The stiff drop in home building, reported by the Commerce Department today, “will be a huge drag on GDP [gross domestic product] growth in the fourth quarter of 2007 and the first two quarters of 2008,” said Patrick Newport, U.S. economist for the research firm Global Insight, in an interview. “We expect residential investment to chop GDP growth by 1.6% in the fourth quarter, and 1.5% and 0.9% in the first two quarters of 2008.”
Private, non-residential construction, which includes office buildings and shopping malls, also showed significant weakness as it dropped by 0.5% in the quarter, its first decline in 13 months. Mr. Newport called that “an ominous sign [since the sector] had been on a roll, increasing 26 times in 27 months prior to October.”
Private, non-residential construction had been a bright spot this year for the industry, making up for some of the decline in residential spending and providing construction jobs, “but I think things have changed since August, as companies have found it hard to get financing for anything,” Mr. Newport added.
That sector of building has been hurt by the logjam in commercial mortgage-backed securities (CMBS) market, he said. “[It] has dried up since August, and companies are scrambling to get funding for new construction projects,” he wrote in a research note today. “Making matters worse, the interest rate spreads on the [CMBS] indexes, which measure the risk the market places on CMBS, have widened dramatically in recent weeks—despite that fact that borrowers remain current on their debts.”
The only positive note in October, and a small one at that, was that public construction, such as for infrastructure improvements, rose 0.8%, its eighth straight quarterly gain.

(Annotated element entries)
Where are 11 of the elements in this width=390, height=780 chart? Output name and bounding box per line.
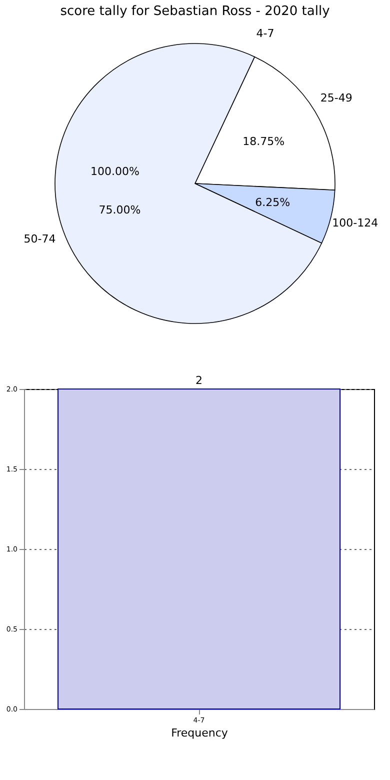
category-label: 4-7	[256, 27, 274, 40]
data-label: 75.00%	[98, 204, 141, 217]
data-label: 6.25%	[255, 196, 290, 209]
slice-label: 25-49	[320, 91, 352, 104]
data-label: 18.75%	[242, 135, 285, 148]
data-label: 2	[196, 374, 202, 387]
slice-label: 50-74	[24, 232, 56, 246]
text: 100.00%	[90, 165, 140, 178]
chart-title: score tally for Sebastian Ross - 2020 tally	[60, 4, 330, 19]
slice-label: 100-124	[332, 216, 378, 230]
x-axis-title: Frequency	[171, 726, 228, 740]
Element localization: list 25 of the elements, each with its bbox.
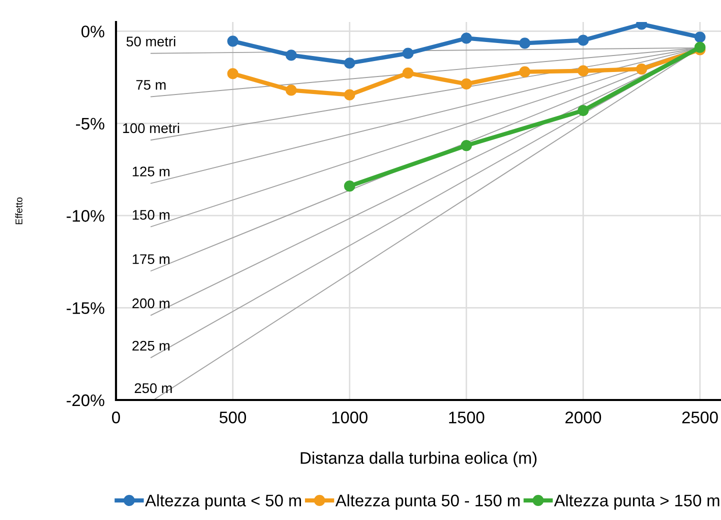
x-axis-title: Distanza dalla turbina eolica (m)	[300, 452, 537, 468]
series-label: 150 m	[132, 210, 170, 220]
series-label: 250 m	[134, 383, 172, 394]
legend-label: Altezza punta > 150 m	[554, 494, 720, 510]
x-tick-label: 2000	[565, 412, 602, 424]
x-tick-label: 1000	[332, 412, 368, 424]
series-label: 75 m	[136, 80, 166, 90]
y-tick-label: 0%	[81, 26, 104, 38]
y-tick-label: -5%	[76, 118, 104, 130]
x-tick-label: 500	[220, 412, 246, 424]
y-tick-label: -15%	[66, 302, 104, 314]
legend-label: Altezza punta 50 - 150 m	[335, 494, 520, 510]
series-label: 100 metri	[123, 122, 180, 134]
y-tick-label: -10%	[66, 210, 104, 222]
x-tick-label: 1500	[449, 412, 484, 424]
series-label: 50 metri	[126, 36, 176, 46]
x-tick-label: 2500	[682, 412, 718, 424]
y-tick-label: -20%	[66, 394, 104, 406]
legend-label: Altezza punta < 50 m	[145, 494, 301, 510]
y-axis-title: Effetto	[15, 197, 22, 224]
x-tick-label: 0	[112, 412, 120, 424]
series-label: 175 m	[132, 254, 170, 264]
series-label: 225 m	[132, 340, 170, 351]
series-label: 125 m	[132, 166, 170, 176]
series-label: 200 m	[132, 298, 170, 308]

What is asked ->
In the text on construction spending, by how much does Patrick Newport expect residential investment to cut GDP growth in the fourth quarter?

Answer in full ->
By 1.6%.